Questions:
(1) In the passage on classroom engineering exercises, what is the record height for the paper-and-tape tower?
(2) Repeat word for word everything in the passage on classroom engineering exercises from "Another exercise is" down to "to Washington, D.C.".

Document section:
Another exercise is the egg drop. The students fashion a small square box and are told to design it in such a way that an egg put into it won’t break when dropped off the roof of the school.

Perri said he climbs up to the roof and personally drops the boxes for the waiting students.

In a recent class, he said, the successful students suspended their egg in rubber bands.

In yet another exercise, the students are given a piece of 8 1/2-by-11-inch paper and a 12-inch piece of tape and are told to make the tallest tower out of them that they can.

"Sixty-two inches is the record," Perri reported and showed a photo of the winning structure.

The class this day was all seventh-graders; eighth-graders were on a trip to Washington, D.C.

"They learn how to communicate with one another and a little about physics," Perri said, "and they get extra points added on to their grade" if they win any of the problem competitions.

The students work from notebooks with step-by-step directions on how to proceed in the discipline they’re working in. When they have questions, they turn on a flashing light to get Perri’s attention.

Information provided:
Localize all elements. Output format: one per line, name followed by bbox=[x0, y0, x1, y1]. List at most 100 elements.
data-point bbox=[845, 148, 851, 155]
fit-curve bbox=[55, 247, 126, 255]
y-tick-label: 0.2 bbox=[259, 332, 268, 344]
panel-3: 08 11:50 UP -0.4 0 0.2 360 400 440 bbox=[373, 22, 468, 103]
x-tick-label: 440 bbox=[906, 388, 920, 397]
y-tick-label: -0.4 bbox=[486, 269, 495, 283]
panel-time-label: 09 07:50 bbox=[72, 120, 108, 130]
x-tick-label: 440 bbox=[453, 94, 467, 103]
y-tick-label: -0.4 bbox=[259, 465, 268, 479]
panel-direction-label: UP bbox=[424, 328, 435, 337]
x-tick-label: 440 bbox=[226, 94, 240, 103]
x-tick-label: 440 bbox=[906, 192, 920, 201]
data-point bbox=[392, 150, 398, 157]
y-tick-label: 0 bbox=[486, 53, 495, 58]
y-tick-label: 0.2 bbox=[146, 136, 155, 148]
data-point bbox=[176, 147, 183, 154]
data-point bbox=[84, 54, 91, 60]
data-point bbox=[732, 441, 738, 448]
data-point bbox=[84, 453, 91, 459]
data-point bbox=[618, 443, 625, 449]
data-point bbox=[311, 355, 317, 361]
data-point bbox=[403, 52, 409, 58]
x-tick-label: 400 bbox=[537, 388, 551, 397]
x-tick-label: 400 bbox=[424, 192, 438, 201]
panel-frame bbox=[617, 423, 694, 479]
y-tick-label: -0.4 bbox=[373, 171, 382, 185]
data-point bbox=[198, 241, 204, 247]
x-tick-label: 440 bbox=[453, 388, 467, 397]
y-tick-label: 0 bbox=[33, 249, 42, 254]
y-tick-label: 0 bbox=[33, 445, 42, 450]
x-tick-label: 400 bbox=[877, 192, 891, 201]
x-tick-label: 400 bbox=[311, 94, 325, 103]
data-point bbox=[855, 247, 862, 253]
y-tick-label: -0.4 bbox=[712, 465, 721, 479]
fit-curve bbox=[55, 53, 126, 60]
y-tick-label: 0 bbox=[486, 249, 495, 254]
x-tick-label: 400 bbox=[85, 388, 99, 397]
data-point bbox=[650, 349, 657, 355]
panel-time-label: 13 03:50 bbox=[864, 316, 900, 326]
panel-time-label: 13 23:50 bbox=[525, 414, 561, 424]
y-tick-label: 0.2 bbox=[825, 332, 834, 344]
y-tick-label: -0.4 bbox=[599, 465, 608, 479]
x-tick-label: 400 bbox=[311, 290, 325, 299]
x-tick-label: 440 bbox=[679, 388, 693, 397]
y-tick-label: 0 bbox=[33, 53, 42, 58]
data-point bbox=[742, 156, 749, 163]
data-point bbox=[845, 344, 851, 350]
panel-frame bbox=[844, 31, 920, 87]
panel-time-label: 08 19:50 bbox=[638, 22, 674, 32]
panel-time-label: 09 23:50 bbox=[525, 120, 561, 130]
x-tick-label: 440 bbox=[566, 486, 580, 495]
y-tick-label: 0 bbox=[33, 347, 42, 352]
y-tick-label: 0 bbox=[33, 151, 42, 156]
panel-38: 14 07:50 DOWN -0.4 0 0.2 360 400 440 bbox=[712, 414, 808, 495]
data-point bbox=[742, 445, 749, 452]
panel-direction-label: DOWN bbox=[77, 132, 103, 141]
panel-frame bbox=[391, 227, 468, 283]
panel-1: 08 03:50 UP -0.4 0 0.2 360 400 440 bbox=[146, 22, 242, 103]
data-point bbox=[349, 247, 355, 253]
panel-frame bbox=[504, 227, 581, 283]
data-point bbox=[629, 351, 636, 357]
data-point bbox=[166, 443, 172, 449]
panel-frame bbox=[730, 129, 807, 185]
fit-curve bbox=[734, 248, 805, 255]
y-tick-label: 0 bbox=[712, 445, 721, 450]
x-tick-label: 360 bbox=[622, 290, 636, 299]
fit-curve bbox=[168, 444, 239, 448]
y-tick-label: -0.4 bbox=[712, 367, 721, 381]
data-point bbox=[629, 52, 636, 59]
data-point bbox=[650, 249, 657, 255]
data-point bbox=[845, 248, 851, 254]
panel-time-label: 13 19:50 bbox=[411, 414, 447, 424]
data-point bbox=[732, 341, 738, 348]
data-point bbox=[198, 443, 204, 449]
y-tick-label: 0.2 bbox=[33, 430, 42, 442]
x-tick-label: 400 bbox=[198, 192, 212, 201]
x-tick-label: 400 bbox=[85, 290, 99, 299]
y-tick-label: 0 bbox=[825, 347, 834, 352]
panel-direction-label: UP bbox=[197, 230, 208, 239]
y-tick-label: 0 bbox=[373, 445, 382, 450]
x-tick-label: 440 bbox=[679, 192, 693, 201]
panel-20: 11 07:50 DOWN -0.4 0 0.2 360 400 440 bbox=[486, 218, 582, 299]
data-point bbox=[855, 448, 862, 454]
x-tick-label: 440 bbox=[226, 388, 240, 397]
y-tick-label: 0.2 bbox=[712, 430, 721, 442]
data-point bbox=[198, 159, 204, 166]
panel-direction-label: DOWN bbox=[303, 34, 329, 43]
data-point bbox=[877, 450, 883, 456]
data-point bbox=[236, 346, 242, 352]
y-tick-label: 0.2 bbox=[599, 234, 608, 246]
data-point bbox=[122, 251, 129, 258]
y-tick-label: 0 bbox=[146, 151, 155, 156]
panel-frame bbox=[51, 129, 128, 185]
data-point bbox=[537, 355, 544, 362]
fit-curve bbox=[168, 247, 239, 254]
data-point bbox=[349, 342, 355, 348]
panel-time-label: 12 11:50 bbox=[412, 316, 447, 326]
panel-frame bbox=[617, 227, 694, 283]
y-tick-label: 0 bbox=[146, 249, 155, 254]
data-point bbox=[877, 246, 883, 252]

Answers provided:
(1) Sixty-two inches.

(2)
Another exercise is the egg drop. The students fashion a small square box and are told to design it in such a way that an egg put into it won’t break when dropped off the roof of the school.

Perri said he climbs up to the roof and personally drops the boxes for the waiting students.

In a recent class, he said, the successful students suspended their egg in rubber bands.

In yet another exercise, the students are given a piece of 8 1/2-by-11-inch paper and a 12-inch piece of tape and are told to make the tallest tower out of them that they can.

"Sixty-two inches is the record," Perri reported and showed a photo of the winning structure.

The class this day was all seventh-graders; eighth-graders were on a trip to Washington, D.C.